* _Brief_:
Output a single figure: the number of lines in which the word "действий" appears.

(Data records)
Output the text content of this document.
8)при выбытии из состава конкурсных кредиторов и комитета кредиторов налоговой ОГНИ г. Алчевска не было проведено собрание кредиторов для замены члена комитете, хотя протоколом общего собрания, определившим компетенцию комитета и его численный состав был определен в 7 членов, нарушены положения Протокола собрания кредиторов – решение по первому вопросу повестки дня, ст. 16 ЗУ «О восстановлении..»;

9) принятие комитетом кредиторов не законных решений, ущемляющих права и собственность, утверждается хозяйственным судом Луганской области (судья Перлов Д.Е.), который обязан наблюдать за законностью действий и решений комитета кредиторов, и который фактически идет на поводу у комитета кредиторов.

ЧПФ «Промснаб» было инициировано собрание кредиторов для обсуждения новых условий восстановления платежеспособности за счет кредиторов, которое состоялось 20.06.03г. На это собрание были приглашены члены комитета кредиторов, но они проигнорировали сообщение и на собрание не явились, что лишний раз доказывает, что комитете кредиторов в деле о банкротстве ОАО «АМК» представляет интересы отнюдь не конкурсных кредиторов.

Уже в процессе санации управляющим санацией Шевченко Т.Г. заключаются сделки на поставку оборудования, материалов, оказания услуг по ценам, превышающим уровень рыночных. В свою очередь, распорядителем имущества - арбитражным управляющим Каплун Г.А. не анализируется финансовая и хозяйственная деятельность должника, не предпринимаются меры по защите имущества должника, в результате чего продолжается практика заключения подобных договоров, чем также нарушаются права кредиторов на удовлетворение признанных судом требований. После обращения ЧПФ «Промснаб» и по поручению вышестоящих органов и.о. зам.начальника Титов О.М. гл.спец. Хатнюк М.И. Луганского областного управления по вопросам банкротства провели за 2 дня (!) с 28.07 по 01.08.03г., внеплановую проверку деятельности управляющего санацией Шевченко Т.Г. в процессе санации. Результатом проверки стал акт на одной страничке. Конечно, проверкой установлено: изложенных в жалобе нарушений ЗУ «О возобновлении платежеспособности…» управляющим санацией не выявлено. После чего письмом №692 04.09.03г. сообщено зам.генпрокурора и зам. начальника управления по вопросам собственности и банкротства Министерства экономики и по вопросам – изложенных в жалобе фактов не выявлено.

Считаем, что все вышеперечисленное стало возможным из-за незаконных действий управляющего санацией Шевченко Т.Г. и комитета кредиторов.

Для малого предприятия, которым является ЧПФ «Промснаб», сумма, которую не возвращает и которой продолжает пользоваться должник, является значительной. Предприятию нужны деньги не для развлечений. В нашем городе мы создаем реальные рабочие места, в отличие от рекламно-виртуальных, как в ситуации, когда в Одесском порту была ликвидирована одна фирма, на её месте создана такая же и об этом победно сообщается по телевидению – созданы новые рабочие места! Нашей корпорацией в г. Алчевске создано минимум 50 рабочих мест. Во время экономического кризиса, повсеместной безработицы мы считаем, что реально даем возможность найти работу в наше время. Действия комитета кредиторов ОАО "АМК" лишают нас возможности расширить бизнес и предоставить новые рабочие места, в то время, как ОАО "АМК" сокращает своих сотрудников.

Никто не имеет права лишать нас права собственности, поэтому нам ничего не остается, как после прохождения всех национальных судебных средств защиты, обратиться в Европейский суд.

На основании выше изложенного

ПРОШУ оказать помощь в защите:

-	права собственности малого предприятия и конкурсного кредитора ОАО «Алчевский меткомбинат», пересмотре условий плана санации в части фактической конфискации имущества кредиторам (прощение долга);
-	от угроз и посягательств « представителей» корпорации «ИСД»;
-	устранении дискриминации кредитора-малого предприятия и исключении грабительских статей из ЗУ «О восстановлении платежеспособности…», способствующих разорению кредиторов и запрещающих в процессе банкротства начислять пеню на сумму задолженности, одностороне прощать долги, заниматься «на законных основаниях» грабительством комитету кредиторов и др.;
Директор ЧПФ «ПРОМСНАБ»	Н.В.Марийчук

* _The result_:
2